## START EXTRACTED DATA

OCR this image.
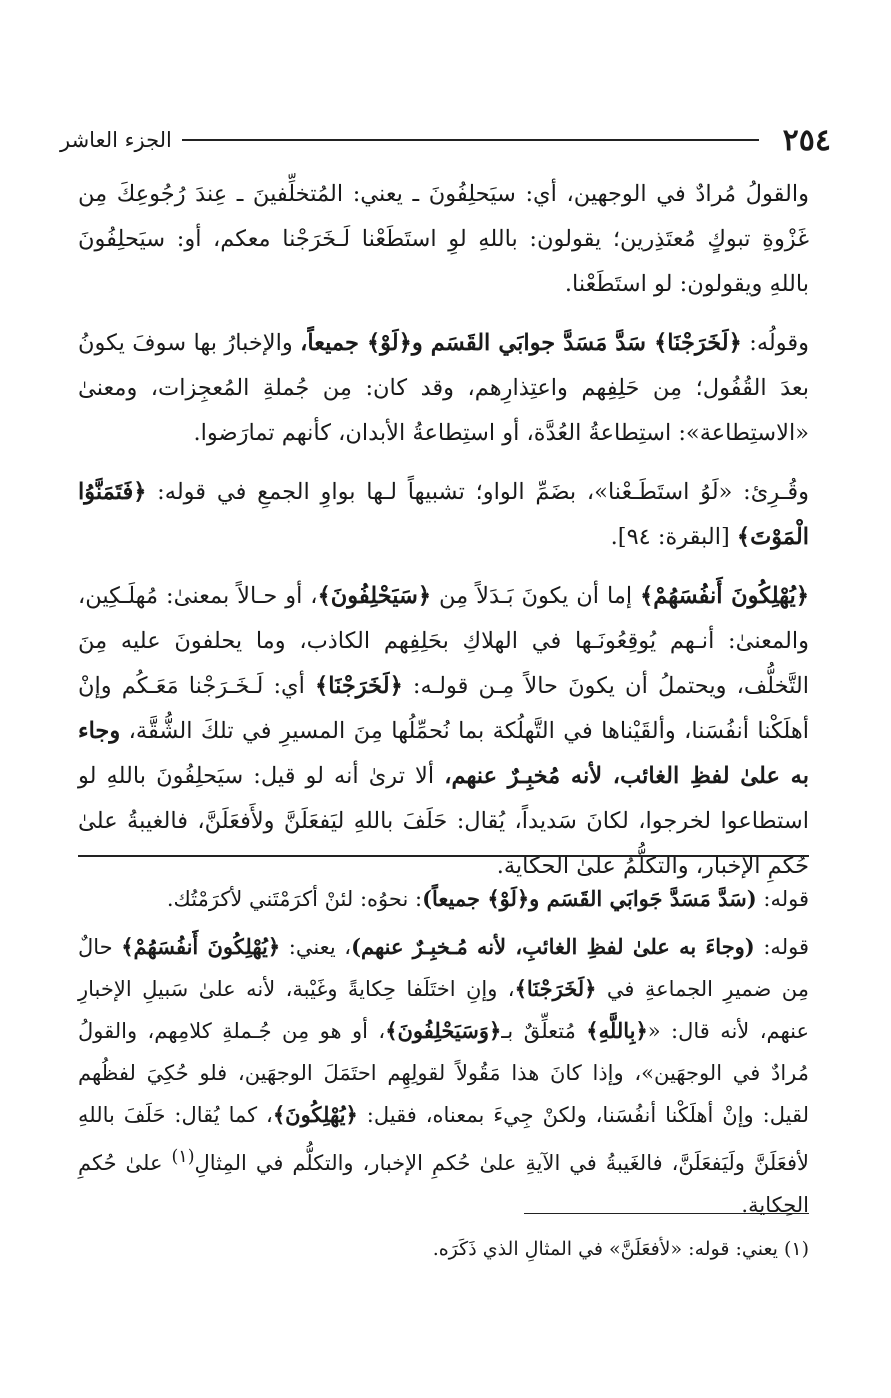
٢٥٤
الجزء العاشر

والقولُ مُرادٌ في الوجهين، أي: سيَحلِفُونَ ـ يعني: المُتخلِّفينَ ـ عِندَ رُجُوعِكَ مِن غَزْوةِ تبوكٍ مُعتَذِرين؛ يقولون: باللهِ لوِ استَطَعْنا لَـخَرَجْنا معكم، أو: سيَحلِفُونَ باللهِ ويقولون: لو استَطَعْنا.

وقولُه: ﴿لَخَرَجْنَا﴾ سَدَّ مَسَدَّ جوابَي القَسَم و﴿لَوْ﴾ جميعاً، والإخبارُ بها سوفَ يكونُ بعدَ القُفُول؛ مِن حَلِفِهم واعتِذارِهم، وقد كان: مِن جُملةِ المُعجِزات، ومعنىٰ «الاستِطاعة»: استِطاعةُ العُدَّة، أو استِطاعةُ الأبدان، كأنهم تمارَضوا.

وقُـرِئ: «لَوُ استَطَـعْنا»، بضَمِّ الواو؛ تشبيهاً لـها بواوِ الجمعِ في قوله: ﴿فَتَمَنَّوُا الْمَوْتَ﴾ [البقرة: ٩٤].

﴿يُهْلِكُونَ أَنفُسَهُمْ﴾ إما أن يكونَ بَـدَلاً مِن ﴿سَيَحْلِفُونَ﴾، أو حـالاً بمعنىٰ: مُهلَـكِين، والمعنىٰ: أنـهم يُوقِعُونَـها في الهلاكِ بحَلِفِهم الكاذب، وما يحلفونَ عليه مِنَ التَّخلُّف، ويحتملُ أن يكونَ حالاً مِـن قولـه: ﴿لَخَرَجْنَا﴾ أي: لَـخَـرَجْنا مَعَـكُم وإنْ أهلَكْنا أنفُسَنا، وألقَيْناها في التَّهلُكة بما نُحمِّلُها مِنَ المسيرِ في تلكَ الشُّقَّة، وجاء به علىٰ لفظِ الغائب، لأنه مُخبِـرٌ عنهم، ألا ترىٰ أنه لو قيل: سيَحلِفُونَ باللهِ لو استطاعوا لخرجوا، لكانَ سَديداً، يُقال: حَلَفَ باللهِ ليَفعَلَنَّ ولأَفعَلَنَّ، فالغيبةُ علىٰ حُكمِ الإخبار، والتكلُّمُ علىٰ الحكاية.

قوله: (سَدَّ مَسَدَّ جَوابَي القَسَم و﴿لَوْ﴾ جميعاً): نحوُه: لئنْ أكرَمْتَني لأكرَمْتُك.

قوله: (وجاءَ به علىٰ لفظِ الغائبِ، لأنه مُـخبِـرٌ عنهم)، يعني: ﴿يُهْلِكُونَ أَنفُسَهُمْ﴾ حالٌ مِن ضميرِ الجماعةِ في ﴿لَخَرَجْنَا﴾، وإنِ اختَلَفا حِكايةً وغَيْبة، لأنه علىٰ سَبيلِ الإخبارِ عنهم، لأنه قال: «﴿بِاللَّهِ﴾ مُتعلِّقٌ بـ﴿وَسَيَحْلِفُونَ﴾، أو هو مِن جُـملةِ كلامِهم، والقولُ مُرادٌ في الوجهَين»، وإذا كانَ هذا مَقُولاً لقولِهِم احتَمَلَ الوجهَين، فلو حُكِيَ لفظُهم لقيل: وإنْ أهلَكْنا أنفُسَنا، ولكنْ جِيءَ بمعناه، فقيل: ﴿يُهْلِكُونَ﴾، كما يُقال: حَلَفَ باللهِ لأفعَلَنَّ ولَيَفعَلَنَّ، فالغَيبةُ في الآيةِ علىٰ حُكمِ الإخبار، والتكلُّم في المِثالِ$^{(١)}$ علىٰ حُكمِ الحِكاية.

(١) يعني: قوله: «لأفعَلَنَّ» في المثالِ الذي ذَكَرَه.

## END EXTRACTED DATA
## START EXTRACTED DATA

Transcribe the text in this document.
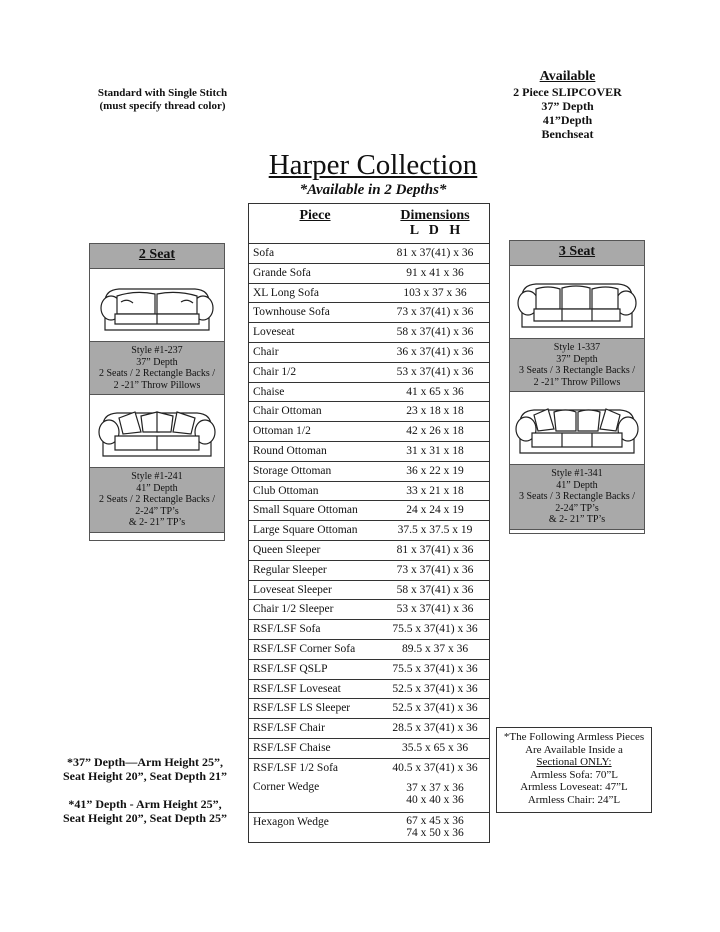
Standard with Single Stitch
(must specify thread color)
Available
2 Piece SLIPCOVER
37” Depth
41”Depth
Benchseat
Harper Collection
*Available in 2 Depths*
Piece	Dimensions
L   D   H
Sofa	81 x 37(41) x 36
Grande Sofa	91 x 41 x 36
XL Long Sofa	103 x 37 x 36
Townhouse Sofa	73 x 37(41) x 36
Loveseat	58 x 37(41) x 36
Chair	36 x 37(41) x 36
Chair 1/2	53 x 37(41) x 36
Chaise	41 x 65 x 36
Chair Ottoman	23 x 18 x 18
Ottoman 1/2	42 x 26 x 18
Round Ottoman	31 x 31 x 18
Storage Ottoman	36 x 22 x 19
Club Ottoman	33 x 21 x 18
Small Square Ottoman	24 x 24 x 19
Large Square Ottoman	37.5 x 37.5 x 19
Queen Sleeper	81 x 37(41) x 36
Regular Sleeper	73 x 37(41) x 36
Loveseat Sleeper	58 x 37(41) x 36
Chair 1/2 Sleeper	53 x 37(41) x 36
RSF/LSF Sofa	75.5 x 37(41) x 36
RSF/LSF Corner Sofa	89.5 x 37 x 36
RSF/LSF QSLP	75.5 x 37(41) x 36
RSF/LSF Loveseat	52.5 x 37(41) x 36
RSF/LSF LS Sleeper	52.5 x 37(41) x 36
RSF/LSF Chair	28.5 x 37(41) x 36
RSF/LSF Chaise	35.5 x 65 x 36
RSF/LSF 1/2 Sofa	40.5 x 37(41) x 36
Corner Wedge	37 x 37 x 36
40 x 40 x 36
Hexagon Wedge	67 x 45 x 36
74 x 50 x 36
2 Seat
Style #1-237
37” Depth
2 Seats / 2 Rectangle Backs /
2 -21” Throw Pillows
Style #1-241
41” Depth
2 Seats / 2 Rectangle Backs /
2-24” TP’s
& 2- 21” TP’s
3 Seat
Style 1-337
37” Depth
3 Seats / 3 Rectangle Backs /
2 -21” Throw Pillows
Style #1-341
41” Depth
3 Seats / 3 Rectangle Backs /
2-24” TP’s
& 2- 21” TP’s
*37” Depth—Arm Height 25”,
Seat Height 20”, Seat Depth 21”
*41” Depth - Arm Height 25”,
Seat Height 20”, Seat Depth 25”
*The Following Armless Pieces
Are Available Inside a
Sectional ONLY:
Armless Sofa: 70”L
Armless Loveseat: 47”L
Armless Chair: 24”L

## END EXTRACTED DATA

■ **EXERCISE TASK**
Look through the material above and work out how many of its lines contain "Corner". State the number only.

■ **SOLUTION TO THIS EXERCISE**
2